* [What the task asks]:
Gather all lines from the material that contain the word "запорной".
/---
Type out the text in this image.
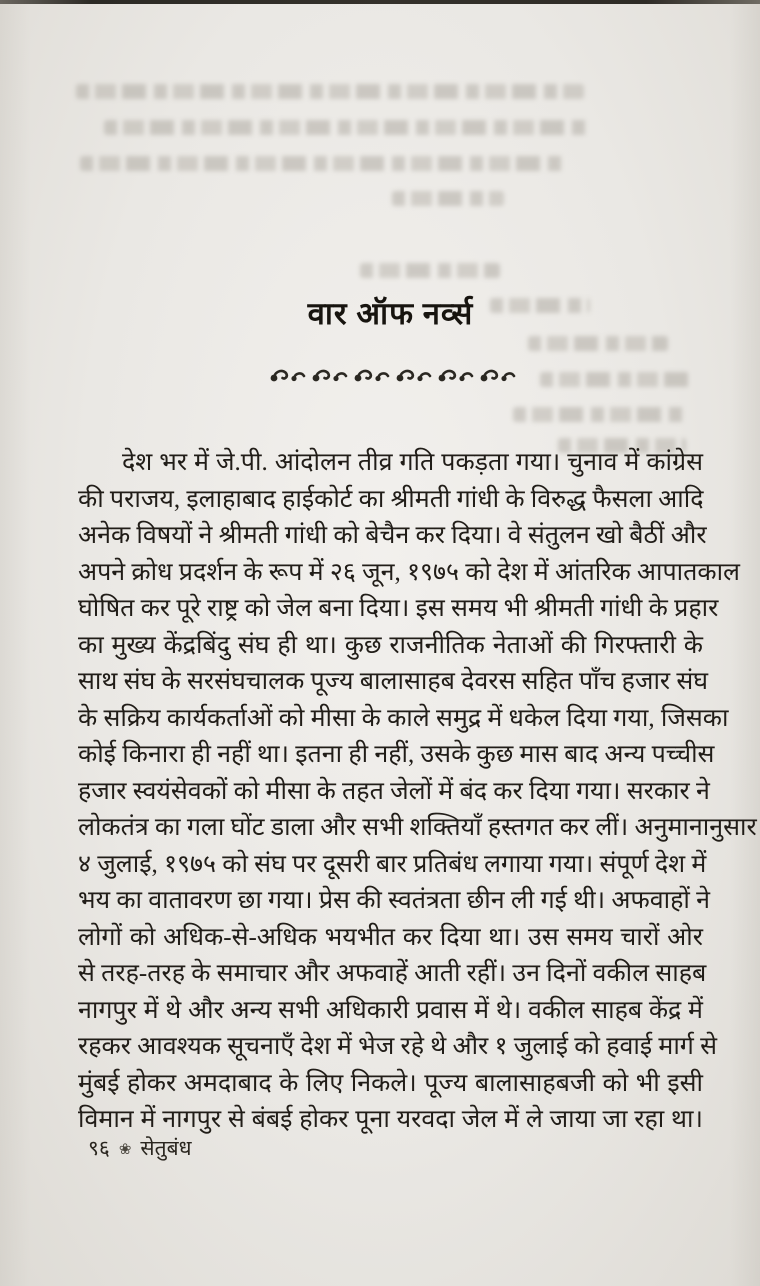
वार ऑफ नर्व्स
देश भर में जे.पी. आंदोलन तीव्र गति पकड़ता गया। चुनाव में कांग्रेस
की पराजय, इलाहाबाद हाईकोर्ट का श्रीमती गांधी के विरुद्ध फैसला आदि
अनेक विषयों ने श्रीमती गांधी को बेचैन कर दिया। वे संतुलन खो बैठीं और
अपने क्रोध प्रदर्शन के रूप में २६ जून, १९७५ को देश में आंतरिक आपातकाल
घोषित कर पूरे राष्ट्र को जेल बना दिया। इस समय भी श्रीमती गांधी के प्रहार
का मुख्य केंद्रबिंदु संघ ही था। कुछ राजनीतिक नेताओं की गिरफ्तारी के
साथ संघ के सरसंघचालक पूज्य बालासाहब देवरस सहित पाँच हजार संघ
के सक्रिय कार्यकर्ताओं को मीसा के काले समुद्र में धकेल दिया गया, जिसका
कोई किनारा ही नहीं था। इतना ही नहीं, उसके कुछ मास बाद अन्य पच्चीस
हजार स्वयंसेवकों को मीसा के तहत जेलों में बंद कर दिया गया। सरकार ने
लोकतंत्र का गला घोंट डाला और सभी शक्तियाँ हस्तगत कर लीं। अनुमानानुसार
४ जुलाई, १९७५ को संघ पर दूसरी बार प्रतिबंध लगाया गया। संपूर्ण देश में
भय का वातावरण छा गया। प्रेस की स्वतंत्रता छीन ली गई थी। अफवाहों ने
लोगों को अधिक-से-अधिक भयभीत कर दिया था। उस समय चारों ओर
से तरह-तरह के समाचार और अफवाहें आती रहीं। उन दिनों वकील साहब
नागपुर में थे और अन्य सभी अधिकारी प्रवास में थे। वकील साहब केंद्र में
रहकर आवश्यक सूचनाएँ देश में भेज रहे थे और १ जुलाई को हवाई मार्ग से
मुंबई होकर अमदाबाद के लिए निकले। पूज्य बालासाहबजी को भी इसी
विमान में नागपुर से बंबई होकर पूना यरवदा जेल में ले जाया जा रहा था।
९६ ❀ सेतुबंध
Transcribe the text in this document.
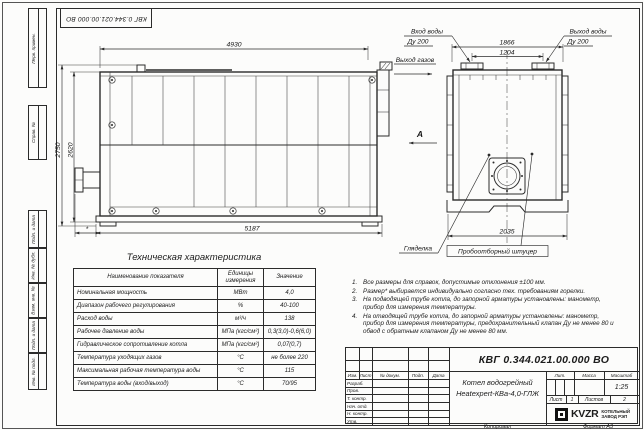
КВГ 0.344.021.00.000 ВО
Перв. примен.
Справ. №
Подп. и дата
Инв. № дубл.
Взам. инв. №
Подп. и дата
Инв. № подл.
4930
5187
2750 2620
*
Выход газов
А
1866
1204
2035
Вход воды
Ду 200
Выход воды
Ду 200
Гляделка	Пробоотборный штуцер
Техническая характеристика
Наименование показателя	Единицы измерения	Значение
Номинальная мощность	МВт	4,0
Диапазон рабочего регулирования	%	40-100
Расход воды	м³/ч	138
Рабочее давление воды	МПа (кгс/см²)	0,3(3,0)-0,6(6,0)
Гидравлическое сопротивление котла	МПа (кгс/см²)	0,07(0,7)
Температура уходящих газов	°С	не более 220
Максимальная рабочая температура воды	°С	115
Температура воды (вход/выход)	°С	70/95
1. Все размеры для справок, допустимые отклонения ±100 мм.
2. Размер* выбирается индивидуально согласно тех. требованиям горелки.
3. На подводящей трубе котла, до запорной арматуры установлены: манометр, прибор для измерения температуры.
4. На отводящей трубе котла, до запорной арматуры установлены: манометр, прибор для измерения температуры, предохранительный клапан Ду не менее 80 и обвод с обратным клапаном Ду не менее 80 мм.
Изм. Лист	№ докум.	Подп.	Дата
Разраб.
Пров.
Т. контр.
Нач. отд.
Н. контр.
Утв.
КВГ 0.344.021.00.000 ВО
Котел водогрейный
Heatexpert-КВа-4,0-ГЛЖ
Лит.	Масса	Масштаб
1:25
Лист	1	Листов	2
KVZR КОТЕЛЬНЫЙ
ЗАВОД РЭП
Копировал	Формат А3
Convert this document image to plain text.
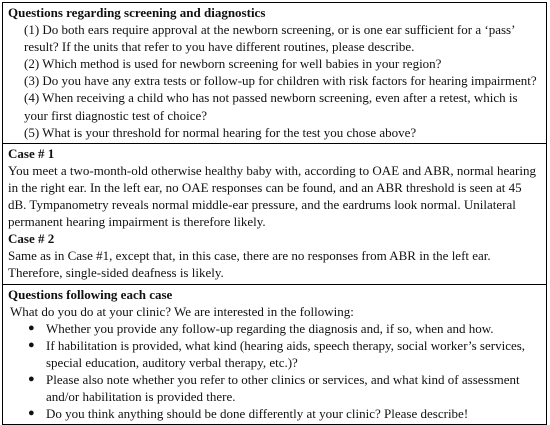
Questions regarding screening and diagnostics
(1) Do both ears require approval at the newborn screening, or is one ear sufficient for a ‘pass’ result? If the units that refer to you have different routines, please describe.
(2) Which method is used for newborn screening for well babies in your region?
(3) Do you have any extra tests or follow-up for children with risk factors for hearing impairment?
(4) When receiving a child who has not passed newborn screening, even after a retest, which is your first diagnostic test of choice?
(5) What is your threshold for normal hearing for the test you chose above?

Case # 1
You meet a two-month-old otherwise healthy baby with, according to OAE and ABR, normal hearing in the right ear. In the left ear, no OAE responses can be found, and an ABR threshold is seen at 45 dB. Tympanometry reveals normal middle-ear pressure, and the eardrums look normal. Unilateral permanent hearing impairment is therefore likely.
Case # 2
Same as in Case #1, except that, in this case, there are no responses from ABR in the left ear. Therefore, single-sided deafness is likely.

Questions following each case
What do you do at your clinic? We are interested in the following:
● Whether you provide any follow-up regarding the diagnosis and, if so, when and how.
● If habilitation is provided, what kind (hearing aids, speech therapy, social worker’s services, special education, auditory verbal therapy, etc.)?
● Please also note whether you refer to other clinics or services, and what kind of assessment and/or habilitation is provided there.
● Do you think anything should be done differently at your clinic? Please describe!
\---
* [Exercise answer]:
3. На подводящей трубе котла, до запорной арматуры установлены: манометр, прибор для измерения температуры.
4. На отводящей трубе котла, до запорной арматуры установлены: манометр, прибор для измерения температуры, предохранительный клапан Ду не менее 80 и обвод с обратным клапаном Ду не менее 80 мм.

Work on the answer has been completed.